Written task: Count how many lines in the material below hold the word "INPUT"; the reply is that number alone.

Stored items:
----------------
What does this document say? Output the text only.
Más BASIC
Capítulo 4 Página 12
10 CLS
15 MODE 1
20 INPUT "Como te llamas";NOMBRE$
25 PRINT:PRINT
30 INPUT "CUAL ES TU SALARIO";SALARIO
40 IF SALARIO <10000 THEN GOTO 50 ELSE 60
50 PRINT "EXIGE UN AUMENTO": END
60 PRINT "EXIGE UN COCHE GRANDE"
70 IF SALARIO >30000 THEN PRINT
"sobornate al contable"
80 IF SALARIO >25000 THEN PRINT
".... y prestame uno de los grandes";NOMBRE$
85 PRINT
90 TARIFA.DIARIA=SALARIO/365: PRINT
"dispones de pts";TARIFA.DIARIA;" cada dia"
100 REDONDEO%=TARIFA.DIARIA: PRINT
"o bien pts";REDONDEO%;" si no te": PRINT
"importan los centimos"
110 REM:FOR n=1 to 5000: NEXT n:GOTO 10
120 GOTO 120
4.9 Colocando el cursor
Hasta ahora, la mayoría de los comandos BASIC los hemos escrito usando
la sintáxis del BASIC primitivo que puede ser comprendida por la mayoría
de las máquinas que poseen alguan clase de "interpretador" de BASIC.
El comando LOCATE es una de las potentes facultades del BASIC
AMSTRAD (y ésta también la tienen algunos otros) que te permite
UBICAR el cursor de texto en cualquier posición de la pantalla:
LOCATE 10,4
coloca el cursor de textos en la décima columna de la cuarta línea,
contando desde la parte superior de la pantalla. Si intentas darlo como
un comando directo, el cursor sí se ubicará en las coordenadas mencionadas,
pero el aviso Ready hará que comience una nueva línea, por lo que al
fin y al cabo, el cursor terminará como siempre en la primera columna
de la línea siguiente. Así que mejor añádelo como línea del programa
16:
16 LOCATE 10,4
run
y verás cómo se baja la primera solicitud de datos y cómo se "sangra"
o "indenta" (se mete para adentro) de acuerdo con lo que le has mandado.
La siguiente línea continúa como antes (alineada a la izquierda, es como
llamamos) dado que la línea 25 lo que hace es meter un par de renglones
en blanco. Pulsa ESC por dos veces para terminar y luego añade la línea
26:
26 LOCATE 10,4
----------------
Exercise output: 2